* Exercise description
In the data below, find each line containing the string "rgba" and return it.

[BEGIN Listed records]

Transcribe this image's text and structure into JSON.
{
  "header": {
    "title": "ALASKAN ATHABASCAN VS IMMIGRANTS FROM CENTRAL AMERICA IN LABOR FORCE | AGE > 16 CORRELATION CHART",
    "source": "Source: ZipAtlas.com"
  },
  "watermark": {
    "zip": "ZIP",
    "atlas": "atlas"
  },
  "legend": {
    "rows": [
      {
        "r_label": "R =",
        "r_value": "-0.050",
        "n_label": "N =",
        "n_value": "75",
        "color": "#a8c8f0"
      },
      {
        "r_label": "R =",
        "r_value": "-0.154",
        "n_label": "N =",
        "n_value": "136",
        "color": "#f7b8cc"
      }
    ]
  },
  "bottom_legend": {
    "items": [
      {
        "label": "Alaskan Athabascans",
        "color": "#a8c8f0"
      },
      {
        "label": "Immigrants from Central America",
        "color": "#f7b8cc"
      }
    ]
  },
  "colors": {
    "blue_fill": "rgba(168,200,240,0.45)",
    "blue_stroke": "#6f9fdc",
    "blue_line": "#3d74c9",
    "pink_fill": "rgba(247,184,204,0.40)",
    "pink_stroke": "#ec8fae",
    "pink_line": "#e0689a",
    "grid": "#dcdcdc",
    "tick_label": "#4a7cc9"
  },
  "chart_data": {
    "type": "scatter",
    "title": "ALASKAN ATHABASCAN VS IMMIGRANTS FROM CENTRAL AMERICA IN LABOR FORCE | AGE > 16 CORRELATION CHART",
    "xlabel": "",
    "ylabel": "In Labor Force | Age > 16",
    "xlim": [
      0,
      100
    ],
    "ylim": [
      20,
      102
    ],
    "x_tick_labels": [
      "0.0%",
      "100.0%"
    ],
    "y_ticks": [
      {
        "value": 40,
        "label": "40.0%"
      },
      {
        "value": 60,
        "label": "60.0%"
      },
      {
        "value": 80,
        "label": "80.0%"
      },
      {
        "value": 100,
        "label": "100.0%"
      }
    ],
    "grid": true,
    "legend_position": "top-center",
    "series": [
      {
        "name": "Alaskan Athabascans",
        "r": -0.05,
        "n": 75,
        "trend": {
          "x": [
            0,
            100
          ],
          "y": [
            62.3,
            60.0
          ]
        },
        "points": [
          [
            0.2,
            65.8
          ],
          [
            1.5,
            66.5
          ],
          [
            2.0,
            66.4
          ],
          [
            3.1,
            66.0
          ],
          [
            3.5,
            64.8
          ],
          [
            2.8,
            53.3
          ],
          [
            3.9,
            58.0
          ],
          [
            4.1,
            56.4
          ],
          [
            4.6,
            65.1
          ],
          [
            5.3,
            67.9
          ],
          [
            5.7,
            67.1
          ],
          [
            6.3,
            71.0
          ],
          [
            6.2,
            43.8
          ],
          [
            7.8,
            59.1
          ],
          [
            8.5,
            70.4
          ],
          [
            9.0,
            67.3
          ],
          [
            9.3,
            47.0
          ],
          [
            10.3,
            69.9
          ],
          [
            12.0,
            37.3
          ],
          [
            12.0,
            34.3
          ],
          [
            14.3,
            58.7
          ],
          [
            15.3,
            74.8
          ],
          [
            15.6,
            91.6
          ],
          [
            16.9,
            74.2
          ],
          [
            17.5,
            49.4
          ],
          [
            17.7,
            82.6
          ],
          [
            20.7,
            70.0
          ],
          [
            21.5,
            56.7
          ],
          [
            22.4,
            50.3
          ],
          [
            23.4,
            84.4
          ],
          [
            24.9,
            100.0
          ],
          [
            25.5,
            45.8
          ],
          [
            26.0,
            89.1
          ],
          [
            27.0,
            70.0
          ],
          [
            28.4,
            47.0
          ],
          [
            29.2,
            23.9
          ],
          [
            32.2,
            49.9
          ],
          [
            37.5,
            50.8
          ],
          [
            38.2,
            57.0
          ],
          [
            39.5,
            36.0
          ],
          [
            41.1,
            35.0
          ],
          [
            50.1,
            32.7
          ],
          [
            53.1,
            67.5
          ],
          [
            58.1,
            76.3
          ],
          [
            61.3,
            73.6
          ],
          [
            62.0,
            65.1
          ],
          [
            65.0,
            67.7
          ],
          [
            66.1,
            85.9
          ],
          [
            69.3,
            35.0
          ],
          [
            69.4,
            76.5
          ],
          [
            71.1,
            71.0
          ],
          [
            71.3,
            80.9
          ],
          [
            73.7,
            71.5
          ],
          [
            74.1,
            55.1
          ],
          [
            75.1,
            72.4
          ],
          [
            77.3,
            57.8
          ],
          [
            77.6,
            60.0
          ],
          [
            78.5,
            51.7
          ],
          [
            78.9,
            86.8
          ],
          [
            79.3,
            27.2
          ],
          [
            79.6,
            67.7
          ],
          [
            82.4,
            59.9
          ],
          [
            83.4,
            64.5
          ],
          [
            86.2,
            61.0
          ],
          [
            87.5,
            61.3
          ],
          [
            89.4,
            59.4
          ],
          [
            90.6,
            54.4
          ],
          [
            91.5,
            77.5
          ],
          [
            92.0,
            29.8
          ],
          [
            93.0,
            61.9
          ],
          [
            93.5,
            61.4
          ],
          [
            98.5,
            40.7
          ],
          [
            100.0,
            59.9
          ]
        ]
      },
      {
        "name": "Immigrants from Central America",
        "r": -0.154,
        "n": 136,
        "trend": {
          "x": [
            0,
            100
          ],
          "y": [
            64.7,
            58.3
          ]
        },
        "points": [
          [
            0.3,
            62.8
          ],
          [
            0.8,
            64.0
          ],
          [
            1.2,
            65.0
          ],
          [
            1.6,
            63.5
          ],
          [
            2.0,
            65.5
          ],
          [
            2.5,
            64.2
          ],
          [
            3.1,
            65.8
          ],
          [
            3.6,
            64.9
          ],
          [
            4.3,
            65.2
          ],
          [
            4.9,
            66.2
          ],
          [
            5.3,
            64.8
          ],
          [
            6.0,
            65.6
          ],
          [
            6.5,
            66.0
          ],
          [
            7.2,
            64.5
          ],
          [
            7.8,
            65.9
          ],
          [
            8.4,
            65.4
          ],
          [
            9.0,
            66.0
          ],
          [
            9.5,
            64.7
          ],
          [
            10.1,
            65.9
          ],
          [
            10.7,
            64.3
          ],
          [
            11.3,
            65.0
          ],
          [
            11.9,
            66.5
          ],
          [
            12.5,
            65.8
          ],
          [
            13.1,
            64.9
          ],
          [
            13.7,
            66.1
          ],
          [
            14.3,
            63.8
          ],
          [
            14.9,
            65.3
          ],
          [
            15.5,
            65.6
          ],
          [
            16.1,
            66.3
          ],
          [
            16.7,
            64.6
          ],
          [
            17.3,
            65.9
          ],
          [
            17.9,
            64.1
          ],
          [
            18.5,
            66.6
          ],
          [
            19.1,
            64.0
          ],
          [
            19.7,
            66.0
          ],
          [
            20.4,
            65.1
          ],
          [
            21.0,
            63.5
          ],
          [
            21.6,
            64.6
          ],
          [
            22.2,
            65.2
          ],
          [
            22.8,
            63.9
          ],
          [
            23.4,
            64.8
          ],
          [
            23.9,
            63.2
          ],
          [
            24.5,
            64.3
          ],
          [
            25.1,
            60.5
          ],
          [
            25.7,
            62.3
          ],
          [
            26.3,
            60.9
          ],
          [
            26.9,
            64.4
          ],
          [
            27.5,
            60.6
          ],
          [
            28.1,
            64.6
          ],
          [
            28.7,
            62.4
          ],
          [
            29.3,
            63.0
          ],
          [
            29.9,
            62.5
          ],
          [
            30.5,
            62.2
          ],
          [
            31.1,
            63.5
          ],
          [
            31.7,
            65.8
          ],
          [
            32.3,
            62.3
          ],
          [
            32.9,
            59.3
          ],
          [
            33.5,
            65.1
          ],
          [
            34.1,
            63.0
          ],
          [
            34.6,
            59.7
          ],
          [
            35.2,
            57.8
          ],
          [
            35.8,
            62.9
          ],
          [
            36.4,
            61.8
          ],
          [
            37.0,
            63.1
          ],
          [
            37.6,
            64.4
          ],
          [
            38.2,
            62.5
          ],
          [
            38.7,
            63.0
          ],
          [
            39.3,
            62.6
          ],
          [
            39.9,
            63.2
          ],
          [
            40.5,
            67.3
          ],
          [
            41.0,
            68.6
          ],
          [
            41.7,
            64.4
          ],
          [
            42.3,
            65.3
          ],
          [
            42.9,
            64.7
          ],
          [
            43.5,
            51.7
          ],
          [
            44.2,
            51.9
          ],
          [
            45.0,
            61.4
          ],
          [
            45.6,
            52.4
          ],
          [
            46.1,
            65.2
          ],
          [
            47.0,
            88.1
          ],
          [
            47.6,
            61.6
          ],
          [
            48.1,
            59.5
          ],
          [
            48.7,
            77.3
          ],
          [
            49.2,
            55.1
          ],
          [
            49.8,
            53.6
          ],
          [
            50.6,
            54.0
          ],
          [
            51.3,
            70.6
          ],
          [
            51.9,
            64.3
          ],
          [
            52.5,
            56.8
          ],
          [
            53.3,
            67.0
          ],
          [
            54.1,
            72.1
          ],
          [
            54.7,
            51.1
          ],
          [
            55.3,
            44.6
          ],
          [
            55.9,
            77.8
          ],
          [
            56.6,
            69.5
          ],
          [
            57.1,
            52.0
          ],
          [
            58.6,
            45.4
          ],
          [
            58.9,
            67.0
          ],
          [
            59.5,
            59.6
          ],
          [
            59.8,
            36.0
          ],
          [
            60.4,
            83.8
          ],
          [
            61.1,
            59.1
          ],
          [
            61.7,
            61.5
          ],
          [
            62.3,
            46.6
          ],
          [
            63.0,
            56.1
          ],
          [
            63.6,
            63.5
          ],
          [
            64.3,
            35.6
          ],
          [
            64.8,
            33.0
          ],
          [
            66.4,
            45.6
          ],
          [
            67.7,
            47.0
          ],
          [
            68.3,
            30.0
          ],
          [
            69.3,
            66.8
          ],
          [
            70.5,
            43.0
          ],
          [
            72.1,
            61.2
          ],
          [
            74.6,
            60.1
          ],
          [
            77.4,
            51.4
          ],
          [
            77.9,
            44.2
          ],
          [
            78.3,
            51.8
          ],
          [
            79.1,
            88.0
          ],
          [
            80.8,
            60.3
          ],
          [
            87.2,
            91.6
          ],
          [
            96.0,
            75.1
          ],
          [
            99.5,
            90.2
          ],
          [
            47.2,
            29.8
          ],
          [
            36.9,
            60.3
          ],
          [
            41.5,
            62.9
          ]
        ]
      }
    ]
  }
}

[END Listed records]

* Solution to the exercise
    "blue_fill": "rgba(168,200,240,0.45)",
    "pink_fill": "rgba(247,184,204,0.40)",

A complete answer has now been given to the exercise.